* TASK BRIEF *
Below are the records; reproduce all of them exactly but without any images.

+++ TASK INPUT

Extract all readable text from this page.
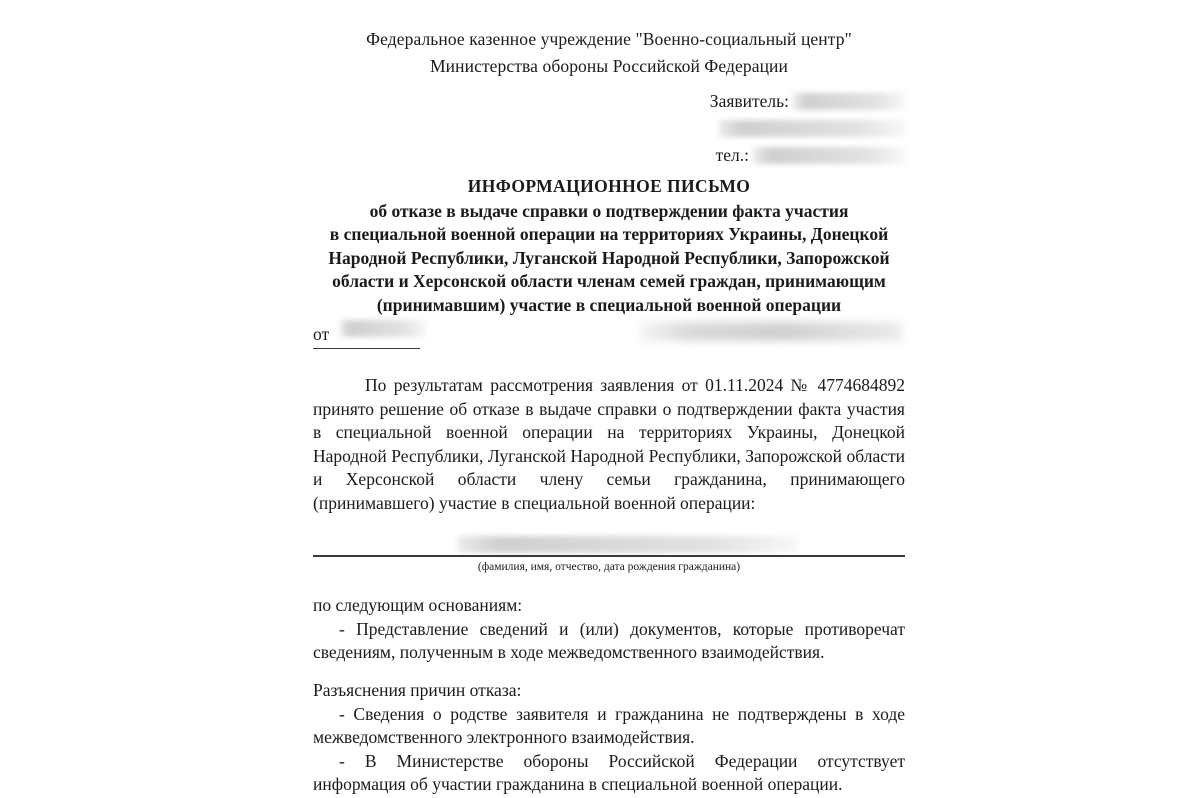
Федеральное казенное учреждение "Военно-социальный центр"
Министерства обороны Российской Федерации
Заявитель:
тел.:
ИНФОРМАЦИОННОЕ ПИСЬМО
об отказе в выдаче справки о подтверждении факта участия
в специальной военной операции на территориях Украины, Донецкой
Народной Республики, Луганской Народной Республики, Запорожской
области и Херсонской области членам семей граждан, принимающим
(принимавшим) участие в специальной военной операции
от
По результатам рассмотрения заявления от 01.11.2024 № 4774684892 принято решение об отказе в выдаче справки о подтверждении факта участия в специальной военной операции на территориях Украины, Донецкой Народной Республики, Луганской Народной Республики, Запорожской области и Херсонской области члену семьи гражданина, принимающего (принимавшего) участие в специальной военной операции:
(фамилия, имя, отчество, дата рождения гражданина)
по следующим основаниям:
- Представление сведений и (или) документов, которые противоречат сведениям, полученным в ходе межведомственного взаимодействия.
Разъяснения причин отказа:
- Сведения о родстве заявителя и гражданина не подтверждены в ходе межведомственного электронного взаимодействия.
- В Министерстве обороны Российской Федерации отсутствует информация об участии гражданина в специальной военной операции.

++++++

* WRITTEN RESPONSE *
Extract all readable text from this page.
Федеральное казенное учреждение "Военно-социальный центр"
Министерства обороны Российской Федерации
Заявитель:
тел.:
ИНФОРМАЦИОННОЕ ПИСЬМО
об отказе в выдаче справки о подтверждении факта участия
в специальной военной операции на территориях Украины, Донецкой
Народной Республики, Луганской Народной Республики, Запорожской
области и Херсонской области членам семей граждан, принимающим
(принимавшим) участие в специальной военной операции
от
По результатам рассмотрения заявления от 01.11.2024 № 4774684892 принято решение об отказе в выдаче справки о подтверждении факта участия в специальной военной операции на территориях Украины, Донецкой Народной Республики, Луганской Народной Республики, Запорожской области и Херсонской области члену семьи гражданина, принимающего (принимавшего) участие в специальной военной операции:
(фамилия, имя, отчество, дата рождения гражданина)
по следующим основаниям:
- Представление сведений и (или) документов, которые противоречат сведениям, полученным в ходе межведомственного взаимодействия.
Разъяснения причин отказа:
- Сведения о родстве заявителя и гражданина не подтверждены в ходе межведомственного электронного взаимодействия.
- В Министерстве обороны Российской Федерации отсутствует информация об участии гражданина в специальной военной операции.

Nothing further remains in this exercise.